Directions
Without changing a character, return the entries, but not the images they hold.

## begin Provided records

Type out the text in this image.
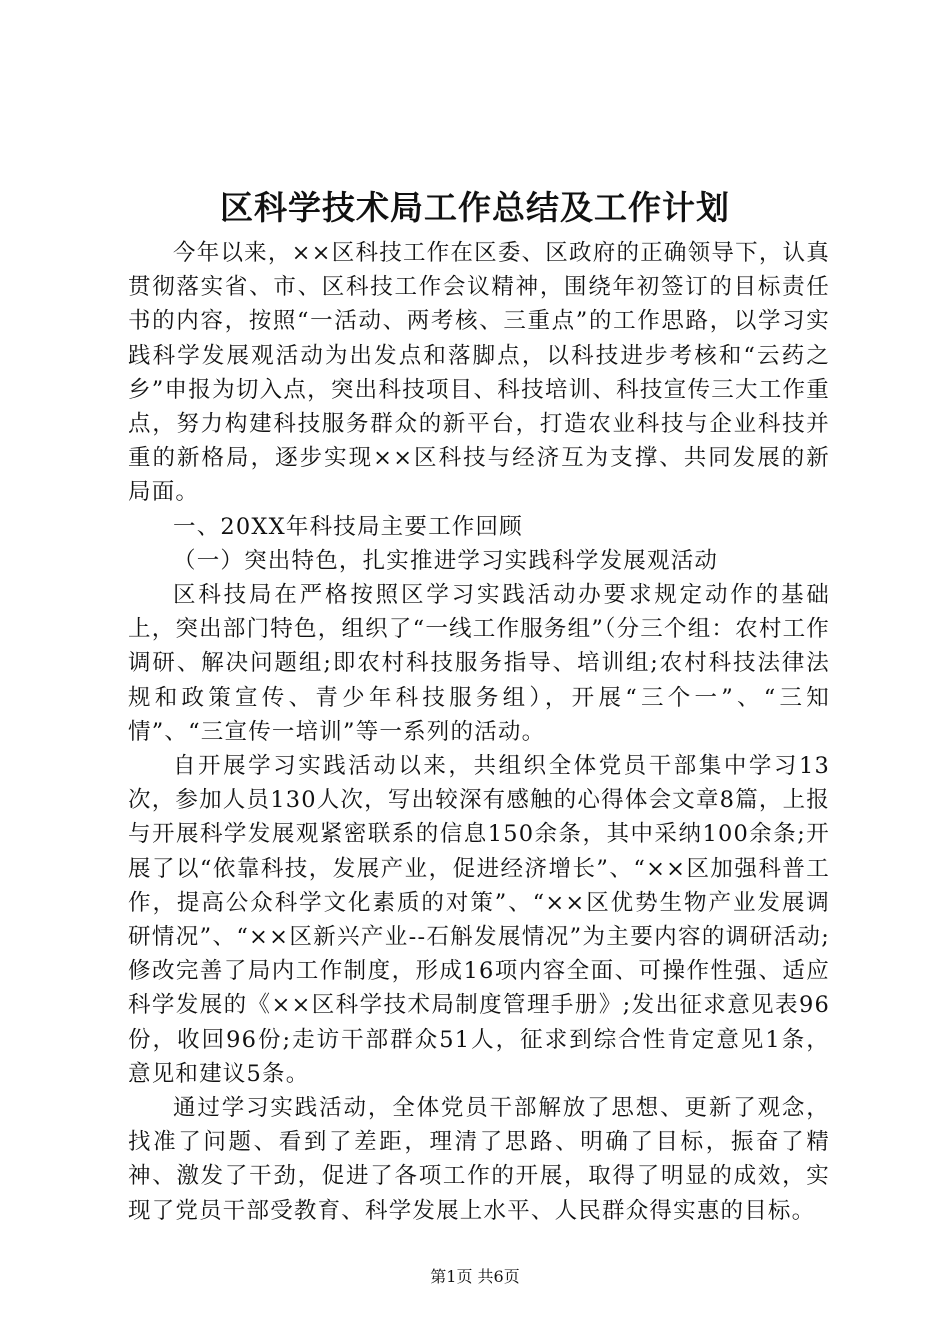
区科学技术局工作总结及工作计划

今年以来，××区科技工作在区委、区政府的正确领导下，认真贯彻落实省、市、区科技工作会议精神，围绕年初签订的目标责任书的内容，按照“一活动、两考核、三重点”的工作思路，以学习实践科学发展观活动为出发点和落脚点，以科技进步考核和“云药之乡”申报为切入点，突出科技项目、科技培训、科技宣传三大工作重点，努力构建科技服务群众的新平台，打造农业科技与企业科技并重的新格局，逐步实现××区科技与经济互为支撑、共同发展的新局面。

一、20XX年科技局主要工作回顾

（一）突出特色，扎实推进学习实践科学发展观活动

区科技局在严格按照区学习实践活动办要求规定动作的基础上，突出部门特色，组织了“一线工作服务组”（分三个组：农村工作调研、解决问题组;即农村科技服务指导、培训组;农村科技法律法规和政策宣传、青少年科技服务组），开展“三个一”、“三知情”、“三宣传一培训”等一系列的活动。

自开展学习实践活动以来，共组织全体党员干部集中学习13次，参加人员130人次，写出较深有感触的心得体会文章8篇，上报与开展科学发展观紧密联系的信息150余条，其中采纳100余条;开展了以“依靠科技，发展产业，促进经济增长”、“××区加强科普工作，提高公众科学文化素质的对策”、“××区优势生物产业发展调研情况”、“××区新兴产业--石斛发展情况”为主要内容的调研活动;修改完善了局内工作制度，形成16项内容全面、可操作性强、适应科学发展的《××区科学技术局制度管理手册》;发出征求意见表96份，收回96份;走访干部群众51人，征求到综合性肯定意见1条，意见和建议5条。

通过学习实践活动，全体党员干部解放了思想、更新了观念，找准了问题、看到了差距，理清了思路、明确了目标，振奋了精神、激发了干劲，促进了各项工作的开展，取得了明显的成效，实现了党员干部受教育、科学发展上水平、人民群众得实惠的目标。

第1页 共6页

## end Provided records

Solution for this task
Type out the text in this image.
区科学技术局工作总结及工作计划

今年以来，××区科技工作在区委、区政府的正确领导下，认真贯彻落实省、市、区科技工作会议精神，围绕年初签订的目标责任书的内容，按照“一活动、两考核、三重点”的工作思路，以学习实践科学发展观活动为出发点和落脚点，以科技进步考核和“云药之乡”申报为切入点，突出科技项目、科技培训、科技宣传三大工作重点，努力构建科技服务群众的新平台，打造农业科技与企业科技并重的新格局，逐步实现××区科技与经济互为支撑、共同发展的新局面。

一、20XX年科技局主要工作回顾

（一）突出特色，扎实推进学习实践科学发展观活动

区科技局在严格按照区学习实践活动办要求规定动作的基础上，突出部门特色，组织了“一线工作服务组”（分三个组：农村工作调研、解决问题组;即农村科技服务指导、培训组;农村科技法律法规和政策宣传、青少年科技服务组），开展“三个一”、“三知情”、“三宣传一培训”等一系列的活动。

自开展学习实践活动以来，共组织全体党员干部集中学习13次，参加人员130人次，写出较深有感触的心得体会文章8篇，上报与开展科学发展观紧密联系的信息150余条，其中采纳100余条;开展了以“依靠科技，发展产业，促进经济增长”、“××区加强科普工作，提高公众科学文化素质的对策”、“××区优势生物产业发展调研情况”、“××区新兴产业--石斛发展情况”为主要内容的调研活动;修改完善了局内工作制度，形成16项内容全面、可操作性强、适应科学发展的《××区科学技术局制度管理手册》;发出征求意见表96份，收回96份;走访干部群众51人，征求到综合性肯定意见1条，意见和建议5条。

通过学习实践活动，全体党员干部解放了思想、更新了观念，找准了问题、看到了差距，理清了思路、明确了目标，振奋了精神、激发了干劲，促进了各项工作的开展，取得了明显的成效，实现了党员干部受教育、科学发展上水平、人民群众得实惠的目标。

第1页 共6页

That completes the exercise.